### EXERCISE INPUT
◆ ◆ ◆ ◆
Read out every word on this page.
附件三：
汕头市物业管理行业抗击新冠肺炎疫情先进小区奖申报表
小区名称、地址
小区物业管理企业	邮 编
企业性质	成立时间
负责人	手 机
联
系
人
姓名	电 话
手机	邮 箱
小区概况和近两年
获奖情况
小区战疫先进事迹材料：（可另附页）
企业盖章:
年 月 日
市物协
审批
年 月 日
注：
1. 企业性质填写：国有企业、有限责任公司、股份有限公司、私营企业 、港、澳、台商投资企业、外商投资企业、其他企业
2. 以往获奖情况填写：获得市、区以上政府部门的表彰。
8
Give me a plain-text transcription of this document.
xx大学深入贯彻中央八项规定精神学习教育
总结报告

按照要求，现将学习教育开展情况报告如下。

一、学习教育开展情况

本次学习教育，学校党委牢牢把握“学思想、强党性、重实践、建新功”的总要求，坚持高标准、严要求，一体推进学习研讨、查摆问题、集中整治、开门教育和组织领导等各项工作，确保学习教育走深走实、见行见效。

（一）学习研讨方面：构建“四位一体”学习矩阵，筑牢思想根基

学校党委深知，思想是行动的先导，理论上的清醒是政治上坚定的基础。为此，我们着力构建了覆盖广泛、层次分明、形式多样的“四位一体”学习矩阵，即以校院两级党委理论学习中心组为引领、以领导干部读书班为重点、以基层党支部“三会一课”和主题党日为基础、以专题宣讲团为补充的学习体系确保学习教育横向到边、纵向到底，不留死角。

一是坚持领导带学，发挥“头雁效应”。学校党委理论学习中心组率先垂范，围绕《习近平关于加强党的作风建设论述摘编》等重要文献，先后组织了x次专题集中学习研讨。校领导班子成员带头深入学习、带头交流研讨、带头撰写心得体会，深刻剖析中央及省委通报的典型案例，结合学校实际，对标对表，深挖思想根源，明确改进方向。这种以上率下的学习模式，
◆ ◆ ◆ ◆
Copy the data above exactly. Every line must be included.

### RIGHT ANSWER
Read out every word on this page.
附件三：
汕头市物业管理行业抗击新冠肺炎疫情先进小区奖申报表
小区名称、地址
小区物业管理企业	邮 编
企业性质	成立时间
负责人	手 机
联
系
人
姓名	电 话
手机	邮 箱
小区概况和近两年
获奖情况
小区战疫先进事迹材料：（可另附页）
企业盖章:
年 月 日
市物协
审批
年 月 日
注：
1. 企业性质填写：国有企业、有限责任公司、股份有限公司、私营企业 、港、澳、台商投资企业、外商投资企业、其他企业
2. 以往获奖情况填写：获得市、区以上政府部门的表彰。
8
Give me a plain-text transcription of this document.
xx大学深入贯彻中央八项规定精神学习教育
总结报告

按照要求，现将学习教育开展情况报告如下。

一、学习教育开展情况

本次学习教育，学校党委牢牢把握“学思想、强党性、重实践、建新功”的总要求，坚持高标准、严要求，一体推进学习研讨、查摆问题、集中整治、开门教育和组织领导等各项工作，确保学习教育走深走实、见行见效。

（一）学习研讨方面：构建“四位一体”学习矩阵，筑牢思想根基

学校党委深知，思想是行动的先导，理论上的清醒是政治上坚定的基础。为此，我们着力构建了覆盖广泛、层次分明、形式多样的“四位一体”学习矩阵，即以校院两级党委理论学习中心组为引领、以领导干部读书班为重点、以基层党支部“三会一课”和主题党日为基础、以专题宣讲团为补充的学习体系确保学习教育横向到边、纵向到底，不留死角。

一是坚持领导带学，发挥“头雁效应”。学校党委理论学习中心组率先垂范，围绕《习近平关于加强党的作风建设论述摘编》等重要文献，先后组织了x次专题集中学习研讨。校领导班子成员带头深入学习、带头交流研讨、带头撰写心得体会，深刻剖析中央及省委通报的典型案例，结合学校实际，对标对表，深挖思想根源，明确改进方向。这种以上率下的学习模式，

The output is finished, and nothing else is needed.